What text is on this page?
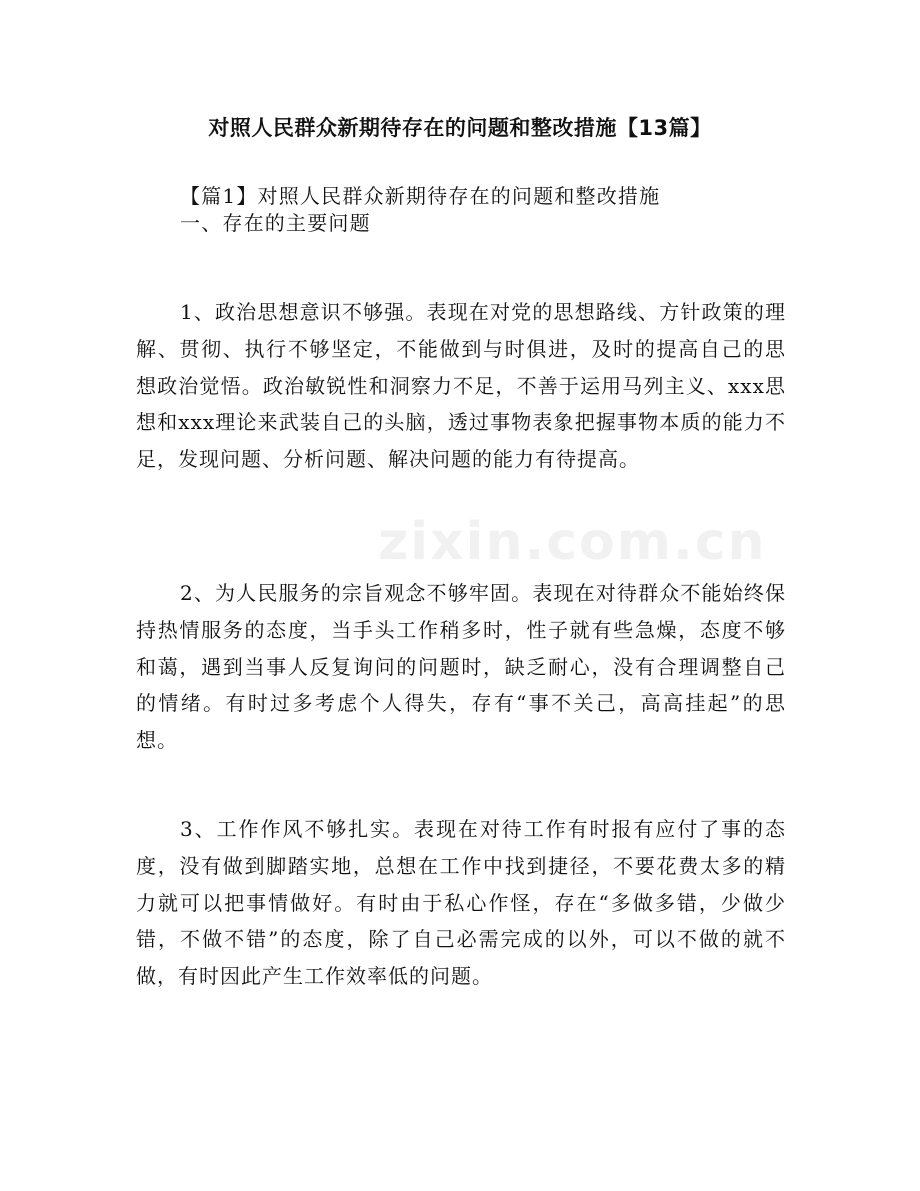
对照人民群众新期待存在的问题和整改措施【13篇】
【篇1】对照人民群众新期待存在的问题和整改措施
一、存在的主要问题

1、政治思想意识不够强。表现在对党的思想路线、方针政策的理解、贯彻、执行不够坚定，不能做到与时俱进，及时的提高自己的思想政治觉悟。政治敏锐性和洞察力不足，不善于运用马列主义、xxx思想和xxx理论来武装自己的头脑，透过事物表象把握事物本质的能力不足，发现问题、分析问题、解决问题的能力有待提高。

2、为人民服务的宗旨观念不够牢固。表现在对待群众不能始终保持热情服务的态度，当手头工作稍多时，性子就有些急燥，态度不够和蔼，遇到当事人反复询问的问题时，缺乏耐心，没有合理调整自己的情绪。有时过多考虑个人得失，存有“事不关己，高高挂起”的思想。

3、工作作风不够扎实。表现在对待工作有时报有应付了事的态度，没有做到脚踏实地，总想在工作中找到捷径，不要花费太多的精力就可以把事情做好。有时由于私心作怪，存在“多做多错，少做少错，不做不错”的态度，除了自己必需完成的以外，可以不做的就不做，有时因此产生工作效率低的问题。

zixin.com.cn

□ □ □ □ □

**What needs to be done**: Repeat the lines above exactly, and keep every picture out.

**The response**:
What text is on this page?
对照人民群众新期待存在的问题和整改措施【13篇】
【篇1】对照人民群众新期待存在的问题和整改措施
一、存在的主要问题

1、政治思想意识不够强。表现在对党的思想路线、方针政策的理解、贯彻、执行不够坚定，不能做到与时俱进，及时的提高自己的思想政治觉悟。政治敏锐性和洞察力不足，不善于运用马列主义、xxx思想和xxx理论来武装自己的头脑，透过事物表象把握事物本质的能力不足，发现问题、分析问题、解决问题的能力有待提高。

2、为人民服务的宗旨观念不够牢固。表现在对待群众不能始终保持热情服务的态度，当手头工作稍多时，性子就有些急燥，态度不够和蔼，遇到当事人反复询问的问题时，缺乏耐心，没有合理调整自己的情绪。有时过多考虑个人得失，存有“事不关己，高高挂起”的思想。

3、工作作风不够扎实。表现在对待工作有时报有应付了事的态度，没有做到脚踏实地，总想在工作中找到捷径，不要花费太多的精力就可以把事情做好。有时由于私心作怪，存在“多做多错，少做少错，不做不错”的态度，除了自己必需完成的以外，可以不做的就不做，有时因此产生工作效率低的问题。

zixin.com.cn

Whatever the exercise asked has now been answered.